## EXERCISE DETAILS
From the Farnam, Nebraska text, pull out everything from "The median age" down to "0.45% of the population.", word for word.

## PAGE TEXT
-- -- --
Farnam is a village in Dawson County, Nebraska, United States. It is part of the Lexington, Nebraska Micropolitan Statistical Area. As of the 2020 census, Farnam had a population of 182.
==History==
Farnam was founded in 1886 when the Burlington and Missouri River Railroad was extended to that point. It was named for Henry Farnam, a railroad official.

==Geography==
According to the United States Census Bureau, the village has a total area of 0.67 sqmi, all land.

==Demographics==

Historical population
| Census | Pop. | Note | %± |
| 1900 | 218 |  | — |
| 1910 | 462 |  | 111.9% |
| 1920 | 408 |  | −11.7% |
| 1930 | 394 |  | −3.4% |
| 1940 | 346 |  | −12.2% |
| 1950 | 323 |  | −6.6% |
| 1960 | 258 |  | −20.1% |
| 1970 | 270 |  | 4.7% |
| 1980 | 268 |  | −0.7% |
| 1990 | 188 |  | −29.9% |
| 2000 | 223 |  | 18.6% |
| 2010 | 171 |  | −23.3% |
| 2020 | 182 |  | 6.4% |
U.S. Decennial Census

===2010 census===
As of the census of 2010, there were 171 people, 74 households, and 48 families residing in the village. The population density was 255.2 PD/sqmi. There were 100 housing units at an average density of 149.3 /sqmi. The racial makeup of the village was 91.8% White, 0.6% Native American, 3.5% Pacific Islander, 2.9% from other races, and 1.2% from two or more races. Hispanic or Latino of any race were 8.8% of the population.

There were 74 households, of which 24.3% had children under the age of 18 living with them, 55.4% were married couples living together, 8.1% had a female householder with no husband present, 1.4% had a male householder with no wife present, and 35.1% were non-families. 29.7% of all households were made up of individuals, and 13.5% had someone living alone who was 65 years of age or older. The average household size was 2.31 and the average family size was 2.81.

The median age in the village was 46.8 years. 22.8% of residents were under the age of 18; 7.6% were between the ages of 18 and 24; 15.8% were from 25 to 44; 31.6% were from 45 to 64; and 22.2% were 65 years of age or older. The gender makeup of the village was 47.4% male and 52.6% female.

===2000 census===
As of the census of 2000, there were 223 people, 95 households, and 64 families residing in the village. The population density was 332.0 PD/sqmi. There were 107 housing units at an average density of 159.3 /sqmi. The racial makeup of the village was 97.31% White, 0.45% Native American, and 2.24% from two or more races. Hispanic or Latino of any race were 0.45% of the population.

There were 95 households, out of which 30.5% had children under the age of 18 living with them, 56.8% were married couples living together, 8.4% had a female householder with no husband present, and 32.6% were non-families. 31.6% of all households were made up of individuals, and 18.9% had someone living alone who was 65 years of age or older. The average household size was 2.35 and the average family size was 2.94.
-- -- --
## Items listed in a dataset

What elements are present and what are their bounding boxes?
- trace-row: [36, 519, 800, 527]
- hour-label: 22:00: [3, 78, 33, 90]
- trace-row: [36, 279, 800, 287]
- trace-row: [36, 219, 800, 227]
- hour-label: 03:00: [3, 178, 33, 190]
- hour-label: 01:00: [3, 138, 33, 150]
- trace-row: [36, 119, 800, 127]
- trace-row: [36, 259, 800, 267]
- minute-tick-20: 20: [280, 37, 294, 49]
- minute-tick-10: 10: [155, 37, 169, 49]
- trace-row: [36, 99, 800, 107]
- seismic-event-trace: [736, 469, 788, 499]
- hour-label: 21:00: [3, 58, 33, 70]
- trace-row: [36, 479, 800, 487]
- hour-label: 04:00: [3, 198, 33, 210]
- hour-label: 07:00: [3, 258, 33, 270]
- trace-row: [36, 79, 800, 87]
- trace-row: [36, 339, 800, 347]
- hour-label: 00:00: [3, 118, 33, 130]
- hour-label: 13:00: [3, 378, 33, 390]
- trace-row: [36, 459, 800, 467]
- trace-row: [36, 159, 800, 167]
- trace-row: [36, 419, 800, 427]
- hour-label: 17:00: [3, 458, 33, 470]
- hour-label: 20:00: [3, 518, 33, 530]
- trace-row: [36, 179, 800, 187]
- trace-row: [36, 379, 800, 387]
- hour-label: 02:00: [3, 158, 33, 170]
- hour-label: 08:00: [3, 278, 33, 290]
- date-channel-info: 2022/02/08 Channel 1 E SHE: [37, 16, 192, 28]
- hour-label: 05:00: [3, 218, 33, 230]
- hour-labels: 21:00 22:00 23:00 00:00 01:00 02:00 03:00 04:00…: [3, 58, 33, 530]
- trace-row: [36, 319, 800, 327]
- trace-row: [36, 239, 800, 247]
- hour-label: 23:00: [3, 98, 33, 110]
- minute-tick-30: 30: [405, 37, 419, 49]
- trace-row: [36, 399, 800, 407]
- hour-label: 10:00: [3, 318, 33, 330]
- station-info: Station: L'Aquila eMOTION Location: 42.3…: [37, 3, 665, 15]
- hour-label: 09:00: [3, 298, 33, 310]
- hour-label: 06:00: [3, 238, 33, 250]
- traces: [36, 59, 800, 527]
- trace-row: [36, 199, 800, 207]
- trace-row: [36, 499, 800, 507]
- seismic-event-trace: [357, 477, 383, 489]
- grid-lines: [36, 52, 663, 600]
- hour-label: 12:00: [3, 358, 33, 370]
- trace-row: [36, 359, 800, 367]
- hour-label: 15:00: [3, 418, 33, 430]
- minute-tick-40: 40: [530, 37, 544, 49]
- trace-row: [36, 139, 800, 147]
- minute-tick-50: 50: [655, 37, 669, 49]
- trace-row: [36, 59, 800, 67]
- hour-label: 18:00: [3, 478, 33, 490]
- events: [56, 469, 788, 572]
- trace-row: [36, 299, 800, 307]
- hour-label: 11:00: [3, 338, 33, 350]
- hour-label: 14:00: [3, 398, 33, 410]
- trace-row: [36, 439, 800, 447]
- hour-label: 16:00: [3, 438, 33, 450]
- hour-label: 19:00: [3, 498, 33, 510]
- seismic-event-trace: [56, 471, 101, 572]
-- -- --
## SOLUTION TO THIS TASK
The median age in the village was 46.8 years. 22.8% of residents were under the age of 18; 7.6% were between the ages of 18 and 24; 15.8% were from 25 to 44; 31.6% were from 45 to 64; and 22.2% were 65 years of age or older. The gender makeup of the village was 47.4% male and 52.6% female.

===2000 census===
As of the census of 2000, there were 223 people, 95 households, and 64 families residing in the village. The population density was 332.0 PD/sqmi. There were 107 housing units at an average density of 159.3 /sqmi. The racial makeup of the village was 97.31% White, 0.45% Native American, and 2.24% from two or more races. Hispanic or Latino of any race were 0.45% of the population.